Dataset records

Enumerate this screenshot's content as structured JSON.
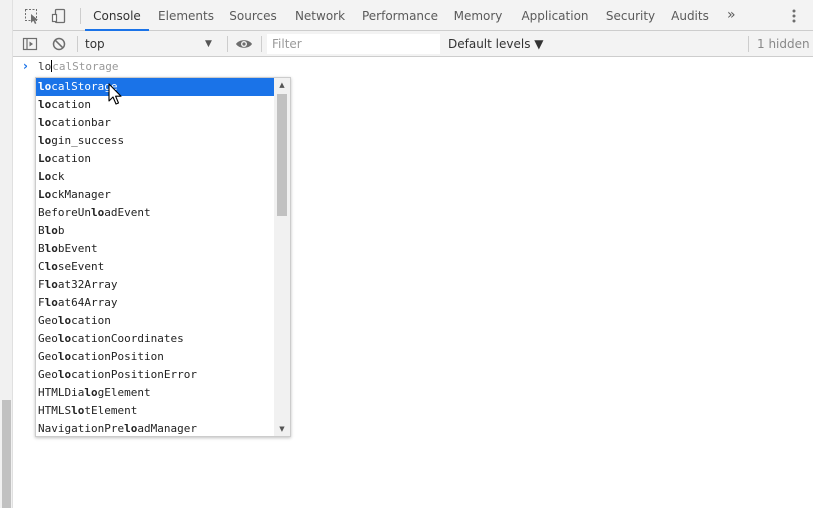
{
  "tabs": {
    "inspect_icon": "inspect-element-icon",
    "device_icon": "device-toolbar-icon",
    "items": [
      {
        "label": "Console",
        "active": true
      },
      {
        "label": "Elements",
        "active": false
      },
      {
        "label": "Sources",
        "active": false
      },
      {
        "label": "Network",
        "active": false
      },
      {
        "label": "Performance",
        "active": false
      },
      {
        "label": "Memory",
        "active": false
      },
      {
        "label": "Application",
        "active": false
      },
      {
        "label": "Security",
        "active": false
      },
      {
        "label": "Audits",
        "active": false
      }
    ],
    "more_label": "»",
    "accent_color": "#1a73e8"
  },
  "toolbar": {
    "context_value": "top",
    "filter_placeholder": "Filter",
    "levels_label": "Default levels ▼",
    "hidden_count": "1 hidden"
  },
  "console": {
    "prompt_chevron": "›",
    "typed": "lo",
    "ghost": "calStorage"
  },
  "autocomplete": {
    "items": [
      {
        "prefix": "",
        "match": "lo",
        "suffix": "calStorage"
      },
      {
        "prefix": "",
        "match": "lo",
        "suffix": "cation"
      },
      {
        "prefix": "",
        "match": "lo",
        "suffix": "cationbar"
      },
      {
        "prefix": "",
        "match": "lo",
        "suffix": "gin_success"
      },
      {
        "prefix": "",
        "match": "Lo",
        "suffix": "cation"
      },
      {
        "prefix": "",
        "match": "Lo",
        "suffix": "ck"
      },
      {
        "prefix": "",
        "match": "Lo",
        "suffix": "ckManager"
      },
      {
        "prefix": "BeforeUn",
        "match": "lo",
        "suffix": "adEvent"
      },
      {
        "prefix": "B",
        "match": "lo",
        "suffix": "b"
      },
      {
        "prefix": "B",
        "match": "lo",
        "suffix": "bEvent"
      },
      {
        "prefix": "C",
        "match": "lo",
        "suffix": "seEvent"
      },
      {
        "prefix": "F",
        "match": "lo",
        "suffix": "at32Array"
      },
      {
        "prefix": "F",
        "match": "lo",
        "suffix": "at64Array"
      },
      {
        "prefix": "Geo",
        "match": "lo",
        "suffix": "cation"
      },
      {
        "prefix": "Geo",
        "match": "lo",
        "suffix": "cationCoordinates"
      },
      {
        "prefix": "Geo",
        "match": "lo",
        "suffix": "cationPosition"
      },
      {
        "prefix": "Geo",
        "match": "lo",
        "suffix": "cationPositionError"
      },
      {
        "prefix": "HTMLDia",
        "match": "lo",
        "suffix": "gElement"
      },
      {
        "prefix": "HTMLS",
        "match": "lo",
        "suffix": "tElement"
      },
      {
        "prefix": "NavigationPre",
        "match": "lo",
        "suffix": "adManager"
      }
    ],
    "selected_index": 0,
    "selected_color": "#1a73e8"
  }
}
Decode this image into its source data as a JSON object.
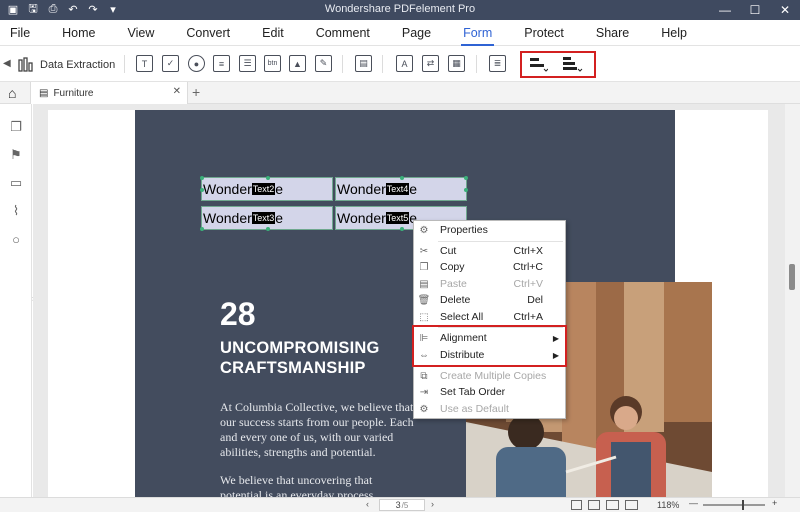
{
  "app": {
    "title": "Wondershare PDFelement Pro"
  },
  "menu": [
    "File",
    "Home",
    "View",
    "Convert",
    "Edit",
    "Comment",
    "Page",
    "Form",
    "Protect",
    "Share",
    "Help"
  ],
  "menu_active": "Form",
  "toolbar": {
    "data_extraction": "Data Extraction"
  },
  "tab": {
    "name": "Furniture"
  },
  "fields": [
    {
      "base": "Wonder",
      "tag": "Text2",
      "tail": "e"
    },
    {
      "base": "Wonder",
      "tag": "Text4",
      "tail": "e"
    },
    {
      "base": "Wonder",
      "tag": "Text3",
      "tail": "e"
    },
    {
      "base": "Wonder",
      "tag": "Text5",
      "tail": "e"
    }
  ],
  "doc": {
    "number": "28",
    "heading_l1": "UNCOMPROMISING",
    "heading_l2": "CRAFTSMANSHIP",
    "p1": [
      "At Columbia Collective, we believe that",
      "our success starts from our people. Each",
      "and every one of us, with our varied",
      "abilities, strengths and potential."
    ],
    "p2": [
      "We believe that uncovering that",
      "potential is an everyday process."
    ]
  },
  "context_menu": {
    "properties": "Properties",
    "cut": "Cut",
    "cut_sc": "Ctrl+X",
    "copy": "Copy",
    "copy_sc": "Ctrl+C",
    "paste": "Paste",
    "paste_sc": "Ctrl+V",
    "delete": "Delete",
    "delete_sc": "Del",
    "select_all": "Select All",
    "select_all_sc": "Ctrl+A",
    "alignment": "Alignment",
    "distribute": "Distribute",
    "create_multiple": "Create Multiple Copies",
    "tab_order": "Set Tab Order",
    "use_default": "Use as Default"
  },
  "status": {
    "page_current": "3",
    "page_total": "/5",
    "zoom": "118%"
  },
  "colors": {
    "titlebar": "#3f4a60",
    "accent": "#2f63d4",
    "highlight": "#d32020",
    "page_dark": "#434c5e"
  }
}
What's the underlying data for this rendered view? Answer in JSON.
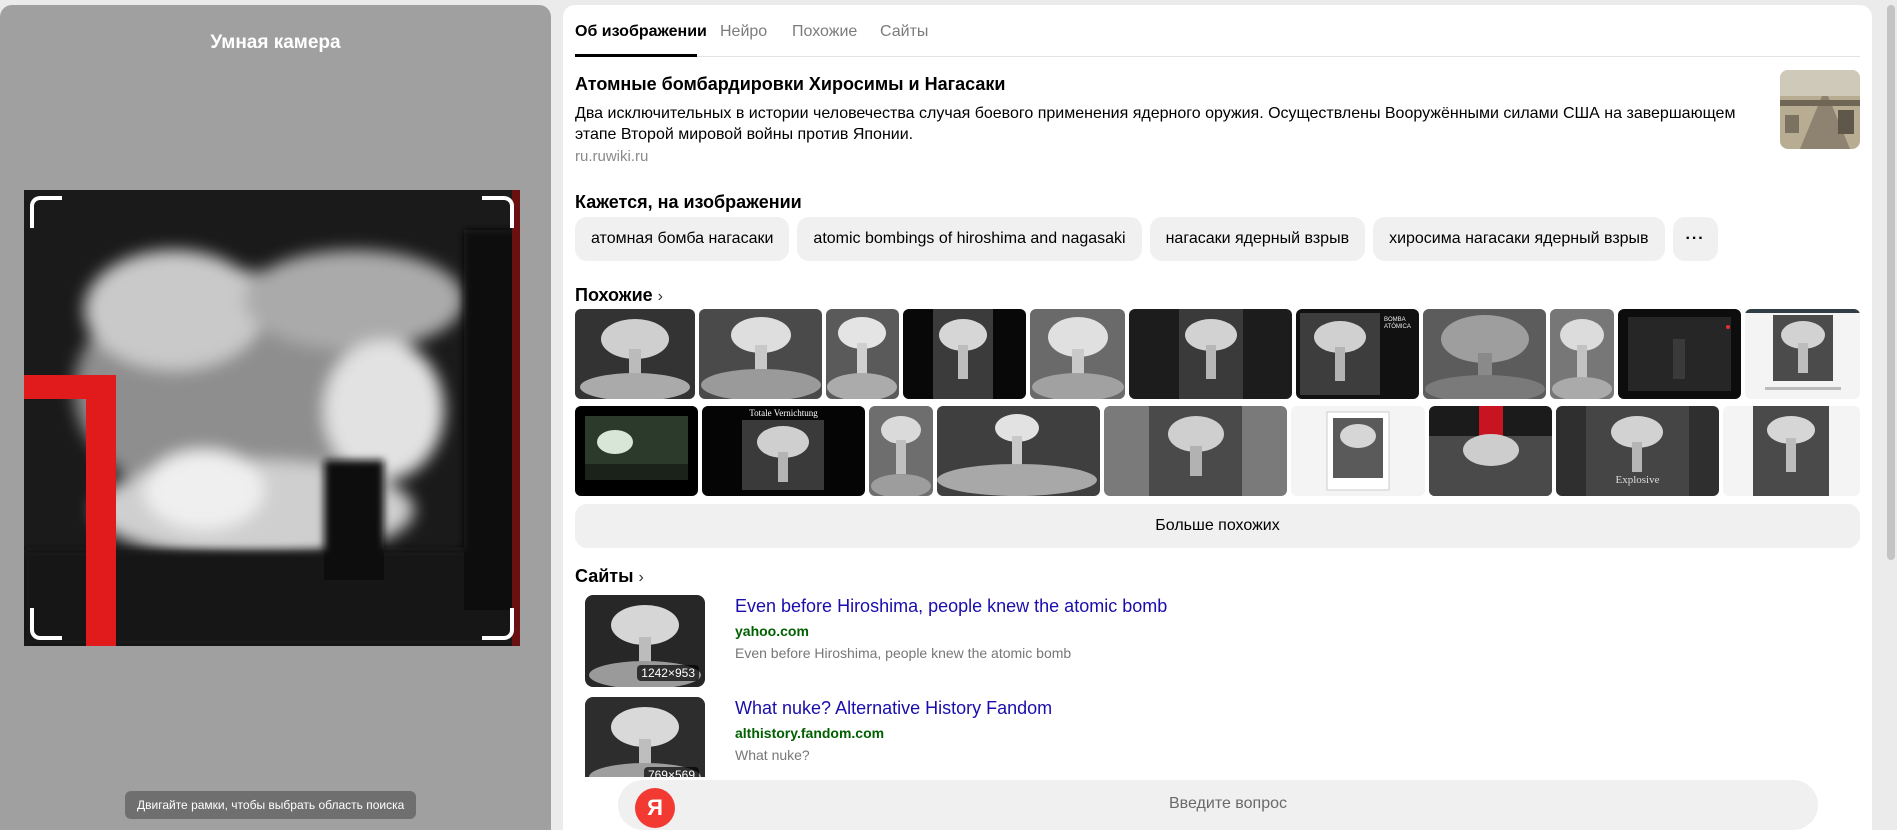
{
  "left_panel": {
    "title": "Умная камера",
    "hint": "Двигайте рамки, чтобы выбрать область поиска"
  },
  "tabs": [
    {
      "label": "Об изображении",
      "active": true
    },
    {
      "label": "Нейро",
      "active": false
    },
    {
      "label": "Похожие",
      "active": false
    },
    {
      "label": "Сайты",
      "active": false
    }
  ],
  "info": {
    "title": "Атомные бомбардировки Хиросимы и Нагасаки",
    "description": "Два исключительных в истории человечества случая боевого применения ядерного оружия. Осуществлены Вооружёнными силами США на завершающем этапе Второй мировой войны против Японии.",
    "source": "ru.ruwiki.ru"
  },
  "seems": {
    "heading": "Кажется, на изображении",
    "tags": [
      "атомная бомба нагасаки",
      "atomic bombings of hiroshima and nagasaki",
      "нагасаки ядерный взрыв",
      "хиросима нагасаки ядерный взрыв"
    ],
    "more": "···"
  },
  "similar": {
    "heading": "Похожие",
    "chevron": "›",
    "row1_thumb_text": [
      "BOMBA ATÓMICA"
    ],
    "row2_thumb_text": [
      "Totale Vernichtung",
      "Explosive"
    ],
    "more_button": "Больше похожих"
  },
  "sites": {
    "heading": "Сайты",
    "chevron": "›",
    "items": [
      {
        "title": "Even before Hiroshima, people knew the atomic bomb",
        "host": "yahoo.com",
        "snippet": "Even before Hiroshima, people knew the atomic bomb",
        "size": "1242×953"
      },
      {
        "title": "What nuke? Alternative History Fandom",
        "host": "althistory.fandom.com",
        "snippet": "What nuke?",
        "size": "769×569"
      }
    ]
  },
  "ask": {
    "logo": "Я",
    "placeholder": "Введите вопрос"
  },
  "colors": {
    "accent_red": "#f33a32",
    "link": "#1a0dab",
    "host_green": "#006000"
  }
}
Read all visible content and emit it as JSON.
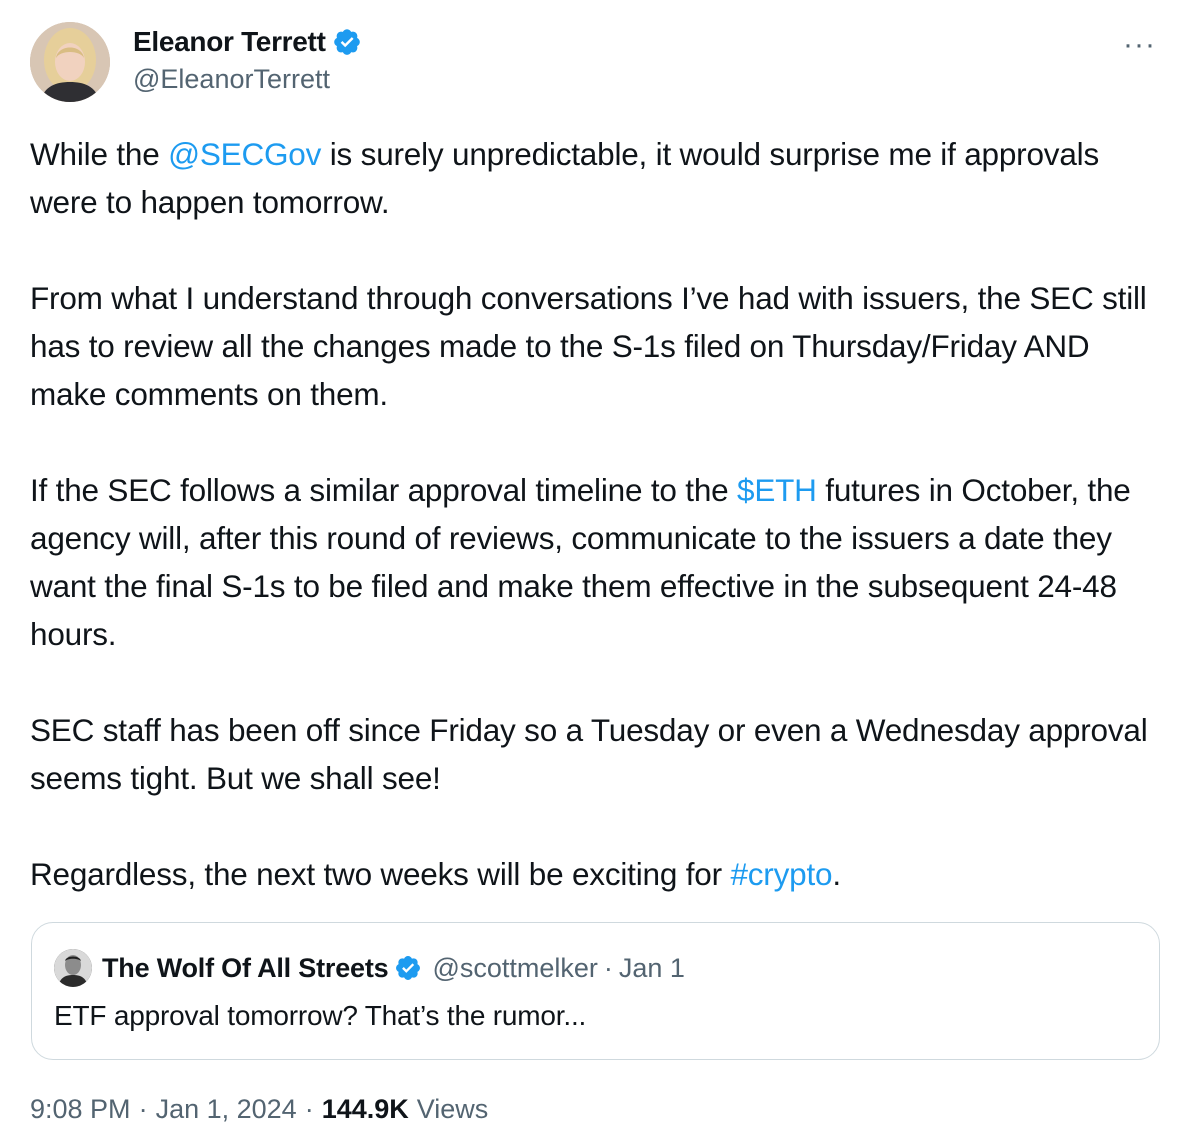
{
  "author": {
    "name": "Eleanor Terrett",
    "handle": "@EleanorTerrett",
    "avatar_icon": "avatar-photo"
  },
  "more_label": "···",
  "body": {
    "p1": {
      "a": "While the ",
      "mention": "@SECGov",
      "b": " is surely unpredictable, it would surprise me if approvals were to happen tomorrow."
    },
    "p2": "From what I understand through conversations I’ve had with issuers, the SEC still has to review all the changes made to the S-1s filed on Thursday/Friday AND make comments on them.",
    "p3": {
      "a": "If the SEC follows a similar approval timeline to the ",
      "cashtag": "$ETH",
      "b": " futures in October, the agency will, after this round of reviews, communicate to the issuers a date they want the final S-1s to be filed and make them effective in the subsequent 24-48 hours."
    },
    "p4": "SEC staff has been off since Friday so a Tuesday or even a Wednesday approval seems tight. But we shall see!",
    "p5": {
      "a": "Regardless, the next two weeks will be exciting for ",
      "hashtag": "#crypto",
      "b": "."
    }
  },
  "quote": {
    "name": "The Wolf Of All Streets",
    "handle": "@scottmelker",
    "separator": "·",
    "date": "Jan 1",
    "text": "ETF approval tomorrow? That’s the rumor..."
  },
  "footer": {
    "time": "9:08 PM",
    "sep": "·",
    "date": "Jan 1, 2024",
    "views_count": "144.9K",
    "views_label": "Views"
  },
  "colors": {
    "link": "#1d9bf0",
    "verified": "#1d9bf0",
    "text": "#0f1419",
    "muted": "#536471",
    "border": "#cfd9de"
  }
}
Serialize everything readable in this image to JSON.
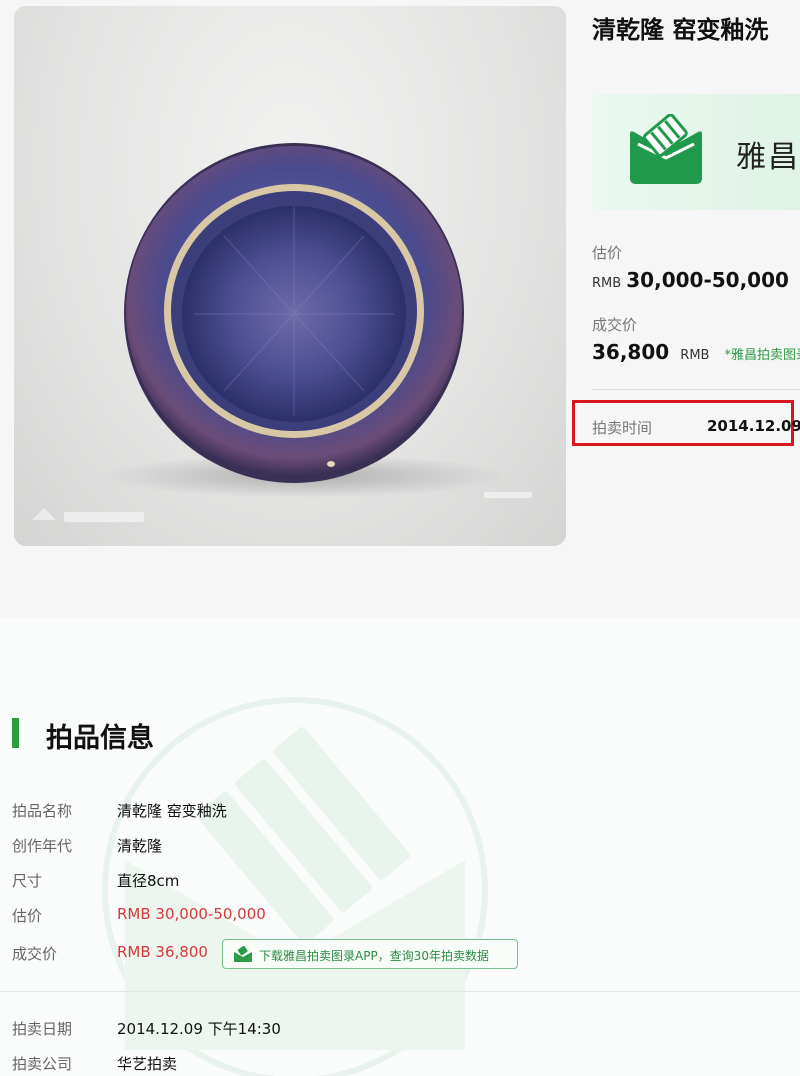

*What is asked*: Only lines with the word "snippet" should be collected from the material.

*Task output*:
        "snippet": "Even before Hiroshima, people knew the atomic bomb",
        "snippet": "What nuke?",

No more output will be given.